“Never take your eyes off the cash flow because it is the lifeblood of business.” – Richard Branson. Many small- and medium-sized businesses invoice healthy amounts for products delivered and services rendered, yet experience a cash flow crunch because their customers require market related credit terms.
In South Africa, it is not uncommon for businesses to sell on terms extending to 30, 60, 90 or even 120 days after date of statement. While their reasons for doing so vary, these companies often need to allow such terms to prevent their customers from going elsewhere.
Unfortunately, not all organisations can afford to wait so long to receive the cash that is owing to them. Doing so could put their cash flow as well as the health of their businesses at risk. Not having working capital means not being able to meet payroll, purchase raw materials, maintain stock levels, process the next round of orders, pay suppliers or cover other business-critical expenses.
Uncertainty over cash flow may also mean putting business growth plans on hold. The risk of spending on increased stock, upgrading equipment or exploring a new business avenue could be too great if it is unclear when clients are going to pay their invoices.
Invoice factoring could be the answer
One way to inject much needed cash into a business – now rather than later – is to opt for a well-established financing method called invoice factoring. Used by companies around the world to finance operational cycles and meet expansion plans, invoice factoring involves a business selling its invoices (i.e. accounts receivable) to a finance partner like Merchant Factors, who will then collect payment of the invoices directly from the customers of the business.
Factoring gives companies both big and small the opportunity to draw working capital back into the business when it is needed, without having to apply for a bank loan, or give up equity or control. In fact, some businesses make invoice factoring part of their business models so that they can offer their customers favourable credit terms without having to worry about cash flow, chasing customers for money, or spending hours administering the debtors book – an expert factoring company takes care of this on behalf of its clients.
How to qualify for invoice factoring
- If your business meets the following criteria, you could qualify for a fast and flexible invoice factoring solution from Merchant Factors:
- You have an annual turnover of between R1 million to R20 million
- You sell on credit terms not exceeding 120 days
- You deal business-to-business only (i.e. no consumer debt lending)
- You sell on an outright basis, not on consignment or “sale or return”

◆ ◆ ◆ ◆ ◆ ◆ ◆

> Tasks and exercises:
a) What annual turnover must a business have to qualify for invoice factoring from Merchant Factors, according to the article?
b) Copy the lines of the listing from the one containing "chapter-14-section [146,141,1066,342]" through the one containing "chapter-15-section [146,437,1066,838]", inclusive.
The article and the listing are unrelated pieces of material.

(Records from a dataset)

◆ ◆ ◆ ◆ ◆ ◆ ◆

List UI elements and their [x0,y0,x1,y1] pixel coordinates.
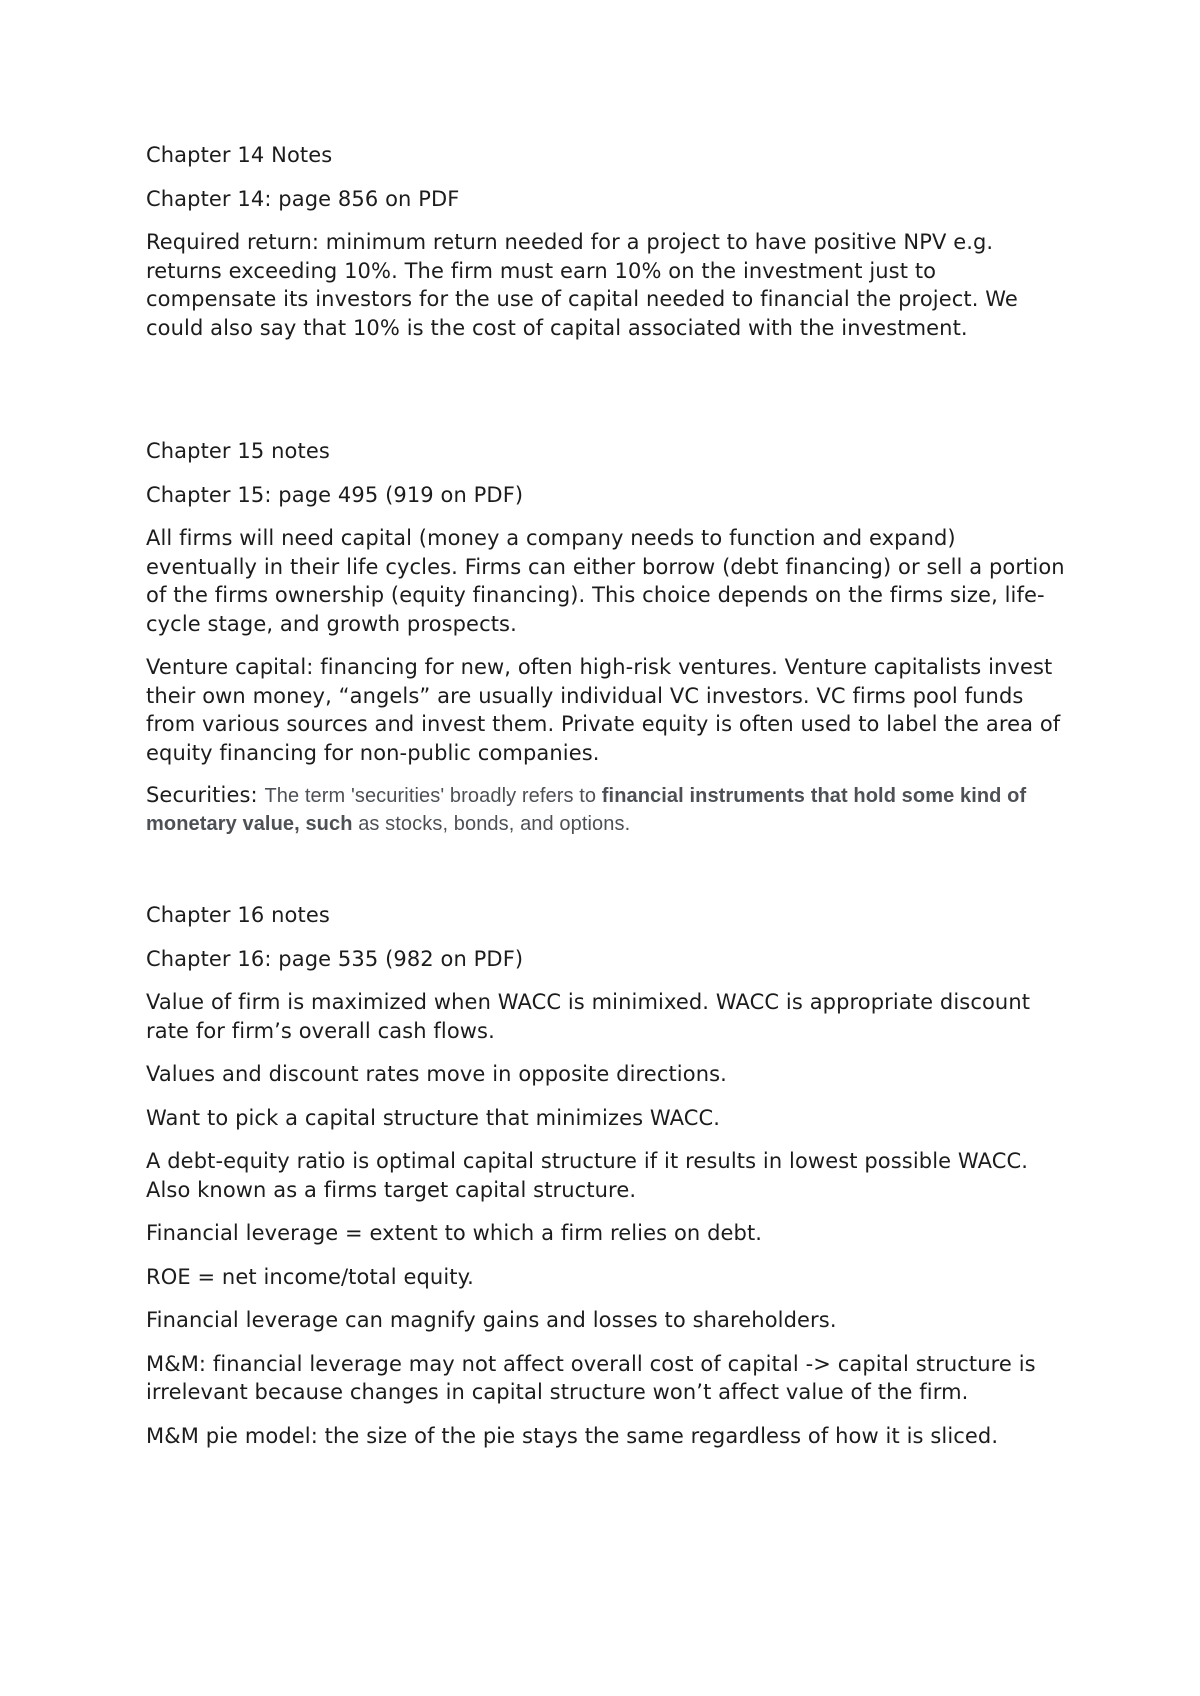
chapter-14-section [146,141,1066,342]
document-body [146,141,1066,1465]
securities-definition [146,785,1026,835]
chapter-15-title: Chapter 15 notes [146,439,330,463]
chapter-15-section [146,437,1066,838]
required-return-paragraph: Required return: minimum return needed for a project to have positive NPV e.g. returns exceeding 10%. The firm must earn 10% on the investment just to compensate its investors for the use of capital needed to financial the project. We could also say that 10% is the cost of capital associated with the investment. [146,230,1018,340]
chapter-14-page-ref: Chapter 14: page 856 on PDF [146,186,460,211]
financial-leverage-paragraph: Financial leverage = extent to which a firm relies on debt. [146,1221,763,1245]
venture-capital-paragraph: Venture capital: financing for new, often high-risk ventures. Venture capitalists invest their own money, “angels” are usually individual VC investors. VC firms pool funds from various sources and invest them. Private equity is often used to label the area of equity financing for non-public companies. [146,655,1061,765]
securities-label: Securities: [146,783,265,807]
chapter-16-section [146,901,1066,1450]
leverage-magnify-paragraph: Financial leverage can magnify gains and losses to shareholders. [146,1308,837,1332]
mm-pie-paragraph: M&M pie model: the size of the pie stays the same regardless of how it is sliced. [146,1423,999,1448]
section-spacer [146,853,1066,901]
chapter-15-page-ref: Chapter 15: page 495 (919 on PDF) [146,482,524,507]
chapter-16-title: Chapter 16 notes [146,903,330,927]
capital-structure-paragraph: Want to pick a capital structure that minimizes WACC. [146,1105,721,1130]
securities-def-bold: financial instruments that hold some kind of monetary value, such [146,785,1027,835]
chapter-16-page-ref: Chapter 16: page 535 (982 on PDF) [146,946,524,971]
section-spacer [146,357,1066,437]
chapter-14-title: Chapter 14 Notes [146,143,333,167]
securities-paragraph [146,782,1066,838]
mm-paragraph: M&M: financial leverage may not affect overall cost of capital -> capital structure is irrelevant because changes in capital structure won’t affect value of the firm. [146,1351,1036,1404]
wacc-paragraph: Value of firm is maximized when WACC is minimixed. WACC is appropriate discount rate for firm’s overall cash flows. [146,990,1031,1043]
discount-rates-paragraph: Values and discount rates move in opposite directions. [146,1062,727,1086]
securities-def-start: The term 'securities' broadly refers to [264,785,602,807]
roe-paragraph: ROE = net income/total equity. [146,1264,474,1289]
securities-def-end: as stocks, bonds, and options. [352,813,631,835]
debt-equity-paragraph: A debt-equity ratio is optimal capital structure if it results in lowest possible WACC. Also known as a firms target capital structure. [146,1149,1029,1202]
firms-capital-paragraph: All firms will need capital (money a company needs to function and expand) eventually in their life cycles. Firms can either borrow (debt financing) or sell a portion of the firms ownership (equity financing). This choice depends on the firms size, life-cycle stage, and growth prospects. [146,526,1065,636]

◆ ◆ ◆ ◆ ◆ ◆ ◆

> Answers by task:
a) Between R1 million and R20 million.

b)
chapter-14-section [146,141,1066,342]
document-body [146,141,1066,1465]
securities-definition [146,785,1026,835]
chapter-15-title: Chapter 15 notes [146,439,330,463]
chapter-15-section [146,437,1066,838]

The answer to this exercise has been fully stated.